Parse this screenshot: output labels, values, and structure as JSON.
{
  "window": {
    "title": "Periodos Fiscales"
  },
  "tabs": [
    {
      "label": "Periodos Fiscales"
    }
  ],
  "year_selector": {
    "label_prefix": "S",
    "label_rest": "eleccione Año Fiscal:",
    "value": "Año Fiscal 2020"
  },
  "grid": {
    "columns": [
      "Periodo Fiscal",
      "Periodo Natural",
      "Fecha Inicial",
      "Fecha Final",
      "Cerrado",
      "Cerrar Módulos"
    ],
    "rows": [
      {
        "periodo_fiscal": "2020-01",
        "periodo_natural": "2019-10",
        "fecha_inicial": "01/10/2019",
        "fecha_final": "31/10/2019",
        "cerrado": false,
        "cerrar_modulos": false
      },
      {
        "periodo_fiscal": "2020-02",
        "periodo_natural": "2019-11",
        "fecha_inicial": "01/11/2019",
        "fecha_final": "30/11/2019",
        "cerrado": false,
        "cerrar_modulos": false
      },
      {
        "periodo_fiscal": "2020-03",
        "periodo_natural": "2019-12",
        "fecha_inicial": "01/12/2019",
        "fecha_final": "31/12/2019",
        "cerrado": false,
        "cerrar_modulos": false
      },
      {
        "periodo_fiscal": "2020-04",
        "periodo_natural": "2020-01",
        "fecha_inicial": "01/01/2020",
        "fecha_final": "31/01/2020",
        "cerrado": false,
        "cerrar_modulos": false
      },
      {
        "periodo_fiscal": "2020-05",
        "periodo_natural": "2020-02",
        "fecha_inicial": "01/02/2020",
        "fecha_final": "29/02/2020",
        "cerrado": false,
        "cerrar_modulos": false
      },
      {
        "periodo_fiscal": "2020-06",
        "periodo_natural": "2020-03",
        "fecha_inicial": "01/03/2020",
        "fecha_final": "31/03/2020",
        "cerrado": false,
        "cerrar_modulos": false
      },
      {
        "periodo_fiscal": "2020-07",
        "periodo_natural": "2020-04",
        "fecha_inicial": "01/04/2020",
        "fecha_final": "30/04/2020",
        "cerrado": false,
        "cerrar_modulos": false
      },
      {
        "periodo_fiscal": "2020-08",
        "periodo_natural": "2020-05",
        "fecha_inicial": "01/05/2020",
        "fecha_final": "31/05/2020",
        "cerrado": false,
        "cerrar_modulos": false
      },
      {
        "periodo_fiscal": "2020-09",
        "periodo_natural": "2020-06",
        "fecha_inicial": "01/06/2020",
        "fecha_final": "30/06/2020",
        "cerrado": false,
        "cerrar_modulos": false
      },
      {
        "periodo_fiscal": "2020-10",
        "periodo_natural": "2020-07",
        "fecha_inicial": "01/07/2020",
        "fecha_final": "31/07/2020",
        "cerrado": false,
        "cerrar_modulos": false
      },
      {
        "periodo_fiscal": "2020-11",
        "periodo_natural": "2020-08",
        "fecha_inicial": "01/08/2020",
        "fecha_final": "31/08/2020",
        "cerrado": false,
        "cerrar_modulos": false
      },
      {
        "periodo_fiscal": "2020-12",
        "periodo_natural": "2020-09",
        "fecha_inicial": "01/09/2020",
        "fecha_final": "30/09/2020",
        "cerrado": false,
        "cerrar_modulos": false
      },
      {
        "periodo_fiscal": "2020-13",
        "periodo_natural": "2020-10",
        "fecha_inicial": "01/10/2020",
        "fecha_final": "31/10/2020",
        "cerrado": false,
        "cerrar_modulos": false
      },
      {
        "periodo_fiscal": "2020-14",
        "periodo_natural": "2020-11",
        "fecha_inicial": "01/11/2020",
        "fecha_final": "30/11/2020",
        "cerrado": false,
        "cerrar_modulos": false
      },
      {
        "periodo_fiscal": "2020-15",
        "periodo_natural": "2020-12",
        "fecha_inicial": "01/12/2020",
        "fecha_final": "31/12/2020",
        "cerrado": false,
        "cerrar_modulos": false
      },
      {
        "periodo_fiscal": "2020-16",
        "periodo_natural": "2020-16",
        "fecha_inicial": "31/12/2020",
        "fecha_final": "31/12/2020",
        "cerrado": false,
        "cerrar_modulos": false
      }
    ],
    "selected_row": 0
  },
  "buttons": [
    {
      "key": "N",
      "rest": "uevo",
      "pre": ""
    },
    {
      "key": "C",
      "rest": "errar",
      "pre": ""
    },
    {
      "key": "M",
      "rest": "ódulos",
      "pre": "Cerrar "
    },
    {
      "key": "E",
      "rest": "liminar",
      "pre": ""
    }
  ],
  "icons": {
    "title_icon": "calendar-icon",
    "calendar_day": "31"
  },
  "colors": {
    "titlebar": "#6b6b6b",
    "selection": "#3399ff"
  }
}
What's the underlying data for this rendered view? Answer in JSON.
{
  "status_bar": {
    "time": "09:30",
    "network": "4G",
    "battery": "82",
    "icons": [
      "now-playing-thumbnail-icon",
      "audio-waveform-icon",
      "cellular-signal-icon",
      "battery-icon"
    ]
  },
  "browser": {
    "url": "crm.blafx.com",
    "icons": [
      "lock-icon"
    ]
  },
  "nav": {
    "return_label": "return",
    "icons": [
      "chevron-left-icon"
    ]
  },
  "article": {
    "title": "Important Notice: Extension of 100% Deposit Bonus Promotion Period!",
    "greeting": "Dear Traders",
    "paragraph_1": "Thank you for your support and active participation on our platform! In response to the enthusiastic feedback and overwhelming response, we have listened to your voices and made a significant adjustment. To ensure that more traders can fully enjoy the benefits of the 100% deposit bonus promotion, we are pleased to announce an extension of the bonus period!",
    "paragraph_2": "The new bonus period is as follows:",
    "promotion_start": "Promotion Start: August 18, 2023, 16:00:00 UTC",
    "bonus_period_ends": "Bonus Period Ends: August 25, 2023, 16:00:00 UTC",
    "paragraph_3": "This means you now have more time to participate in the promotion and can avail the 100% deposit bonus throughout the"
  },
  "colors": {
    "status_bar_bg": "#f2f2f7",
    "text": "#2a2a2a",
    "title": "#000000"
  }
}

══════════

Give the complete listing a second time, exactly as it reads.

Parse this screenshot: output labels, values, and structure as JSON.
{
  "window": {
    "title": "Periodos Fiscales"
  },
  "tabs": [
    {
      "label": "Periodos Fiscales"
    }
  ],
  "year_selector": {
    "label_prefix": "S",
    "label_rest": "eleccione Año Fiscal:",
    "value": "Año Fiscal 2020"
  },
  "grid": {
    "columns": [
      "Periodo Fiscal",
      "Periodo Natural",
      "Fecha Inicial",
      "Fecha Final",
      "Cerrado",
      "Cerrar Módulos"
    ],
    "rows": [
      {
        "periodo_fiscal": "2020-01",
        "periodo_natural": "2019-10",
        "fecha_inicial": "01/10/2019",
        "fecha_final": "31/10/2019",
        "cerrado": false,
        "cerrar_modulos": false
      },
      {
        "periodo_fiscal": "2020-02",
        "periodo_natural": "2019-11",
        "fecha_inicial": "01/11/2019",
        "fecha_final": "30/11/2019",
        "cerrado": false,
        "cerrar_modulos": false
      },
      {
        "periodo_fiscal": "2020-03",
        "periodo_natural": "2019-12",
        "fecha_inicial": "01/12/2019",
        "fecha_final": "31/12/2019",
        "cerrado": false,
        "cerrar_modulos": false
      },
      {
        "periodo_fiscal": "2020-04",
        "periodo_natural": "2020-01",
        "fecha_inicial": "01/01/2020",
        "fecha_final": "31/01/2020",
        "cerrado": false,
        "cerrar_modulos": false
      },
      {
        "periodo_fiscal": "2020-05",
        "periodo_natural": "2020-02",
        "fecha_inicial": "01/02/2020",
        "fecha_final": "29/02/2020",
        "cerrado": false,
        "cerrar_modulos": false
      },
      {
        "periodo_fiscal": "2020-06",
        "periodo_natural": "2020-03",
        "fecha_inicial": "01/03/2020",
        "fecha_final": "31/03/2020",
        "cerrado": false,
        "cerrar_modulos": false
      },
      {
        "periodo_fiscal": "2020-07",
        "periodo_natural": "2020-04",
        "fecha_inicial": "01/04/2020",
        "fecha_final": "30/04/2020",
        "cerrado": false,
        "cerrar_modulos": false
      },
      {
        "periodo_fiscal": "2020-08",
        "periodo_natural": "2020-05",
        "fecha_inicial": "01/05/2020",
        "fecha_final": "31/05/2020",
        "cerrado": false,
        "cerrar_modulos": false
      },
      {
        "periodo_fiscal": "2020-09",
        "periodo_natural": "2020-06",
        "fecha_inicial": "01/06/2020",
        "fecha_final": "30/06/2020",
        "cerrado": false,
        "cerrar_modulos": false
      },
      {
        "periodo_fiscal": "2020-10",
        "periodo_natural": "2020-07",
        "fecha_inicial": "01/07/2020",
        "fecha_final": "31/07/2020",
        "cerrado": false,
        "cerrar_modulos": false
      },
      {
        "periodo_fiscal": "2020-11",
        "periodo_natural": "2020-08",
        "fecha_inicial": "01/08/2020",
        "fecha_final": "31/08/2020",
        "cerrado": false,
        "cerrar_modulos": false
      },
      {
        "periodo_fiscal": "2020-12",
        "periodo_natural": "2020-09",
        "fecha_inicial": "01/09/2020",
        "fecha_final": "30/09/2020",
        "cerrado": false,
        "cerrar_modulos": false
      },
      {
        "periodo_fiscal": "2020-13",
        "periodo_natural": "2020-10",
        "fecha_inicial": "01/10/2020",
        "fecha_final": "31/10/2020",
        "cerrado": false,
        "cerrar_modulos": false
      },
      {
        "periodo_fiscal": "2020-14",
        "periodo_natural": "2020-11",
        "fecha_inicial": "01/11/2020",
        "fecha_final": "30/11/2020",
        "cerrado": false,
        "cerrar_modulos": false
      },
      {
        "periodo_fiscal": "2020-15",
        "periodo_natural": "2020-12",
        "fecha_inicial": "01/12/2020",
        "fecha_final": "31/12/2020",
        "cerrado": false,
        "cerrar_modulos": false
      },
      {
        "periodo_fiscal": "2020-16",
        "periodo_natural": "2020-16",
        "fecha_inicial": "31/12/2020",
        "fecha_final": "31/12/2020",
        "cerrado": false,
        "cerrar_modulos": false
      }
    ],
    "selected_row": 0
  },
  "buttons": [
    {
      "key": "N",
      "rest": "uevo",
      "pre": ""
    },
    {
      "key": "C",
      "rest": "errar",
      "pre": ""
    },
    {
      "key": "M",
      "rest": "ódulos",
      "pre": "Cerrar "
    },
    {
      "key": "E",
      "rest": "liminar",
      "pre": ""
    }
  ],
  "icons": {
    "title_icon": "calendar-icon",
    "calendar_day": "31"
  },
  "colors": {
    "titlebar": "#6b6b6b",
    "selection": "#3399ff"
  }
}
What's the underlying data for this rendered view? Answer in JSON.
{
  "status_bar": {
    "time": "09:30",
    "network": "4G",
    "battery": "82",
    "icons": [
      "now-playing-thumbnail-icon",
      "audio-waveform-icon",
      "cellular-signal-icon",
      "battery-icon"
    ]
  },
  "browser": {
    "url": "crm.blafx.com",
    "icons": [
      "lock-icon"
    ]
  },
  "nav": {
    "return_label": "return",
    "icons": [
      "chevron-left-icon"
    ]
  },
  "article": {
    "title": "Important Notice: Extension of 100% Deposit Bonus Promotion Period!",
    "greeting": "Dear Traders",
    "paragraph_1": "Thank you for your support and active participation on our platform! In response to the enthusiastic feedback and overwhelming response, we have listened to your voices and made a significant adjustment. To ensure that more traders can fully enjoy the benefits of the 100% deposit bonus promotion, we are pleased to announce an extension of the bonus period!",
    "paragraph_2": "The new bonus period is as follows:",
    "promotion_start": "Promotion Start: August 18, 2023, 16:00:00 UTC",
    "bonus_period_ends": "Bonus Period Ends: August 25, 2023, 16:00:00 UTC",
    "paragraph_3": "This means you now have more time to participate in the promotion and can avail the 100% deposit bonus throughout the"
  },
  "colors": {
    "status_bar_bg": "#f2f2f7",
    "text": "#2a2a2a",
    "title": "#000000"
  }
}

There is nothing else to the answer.